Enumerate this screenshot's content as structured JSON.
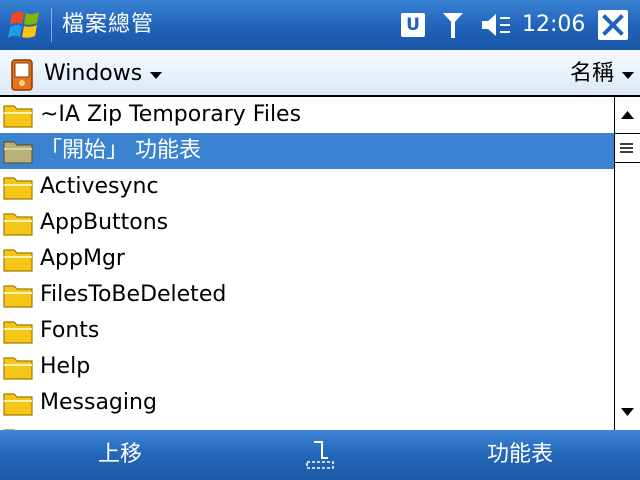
{
  "titlebar": {
    "app_title": "檔案總管",
    "notification_badge": "U",
    "clock": "12:06"
  },
  "toolbar": {
    "folder_name": "Windows",
    "sort_label": "名稱"
  },
  "file_list": {
    "selected_index": 1,
    "items": [
      {
        "label": "~IA Zip Temporary Files"
      },
      {
        "label": "「開始」 功能表"
      },
      {
        "label": "Activesync"
      },
      {
        "label": "AppButtons"
      },
      {
        "label": "AppMgr"
      },
      {
        "label": "FilesToBeDeleted"
      },
      {
        "label": "Fonts"
      },
      {
        "label": "Help"
      },
      {
        "label": "Messaging"
      }
    ]
  },
  "softkeys": {
    "left": "上移",
    "right": "功能表"
  },
  "colors": {
    "title_bar": "#1f62b8",
    "selection": "#3b82d0",
    "folder": "#f5c518"
  },
  "icons": {
    "start": "windows-flag-icon",
    "signal": "antenna-signal-icon",
    "volume": "speaker-muted-icon",
    "close": "close-x-icon",
    "device": "pocket-pc-icon",
    "folder": "folder-icon",
    "sip": "keyboard-input-icon"
  }
}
====================
| EXERCISE GOAL |
Every record gets retyped exactly; no picture goes into the copy.

| TASK OUTPUT |
Enumerate this screenshot's content as structured JSON.
{
  "titlebar": {
    "app_title": "檔案總管",
    "notification_badge": "U",
    "clock": "12:06"
  },
  "toolbar": {
    "folder_name": "Windows",
    "sort_label": "名稱"
  },
  "file_list": {
    "selected_index": 1,
    "items": [
      {
        "label": "~IA Zip Temporary Files"
      },
      {
        "label": "「開始」 功能表"
      },
      {
        "label": "Activesync"
      },
      {
        "label": "AppButtons"
      },
      {
        "label": "AppMgr"
      },
      {
        "label": "FilesToBeDeleted"
      },
      {
        "label": "Fonts"
      },
      {
        "label": "Help"
      },
      {
        "label": "Messaging"
      }
    ]
  },
  "softkeys": {
    "left": "上移",
    "right": "功能表"
  },
  "colors": {
    "title_bar": "#1f62b8",
    "selection": "#3b82d0",
    "folder": "#f5c518"
  },
  "icons": {
    "start": "windows-flag-icon",
    "signal": "antenna-signal-icon",
    "volume": "speaker-muted-icon",
    "close": "close-x-icon",
    "device": "pocket-pc-icon",
    "folder": "folder-icon",
    "sip": "keyboard-input-icon"
  }
}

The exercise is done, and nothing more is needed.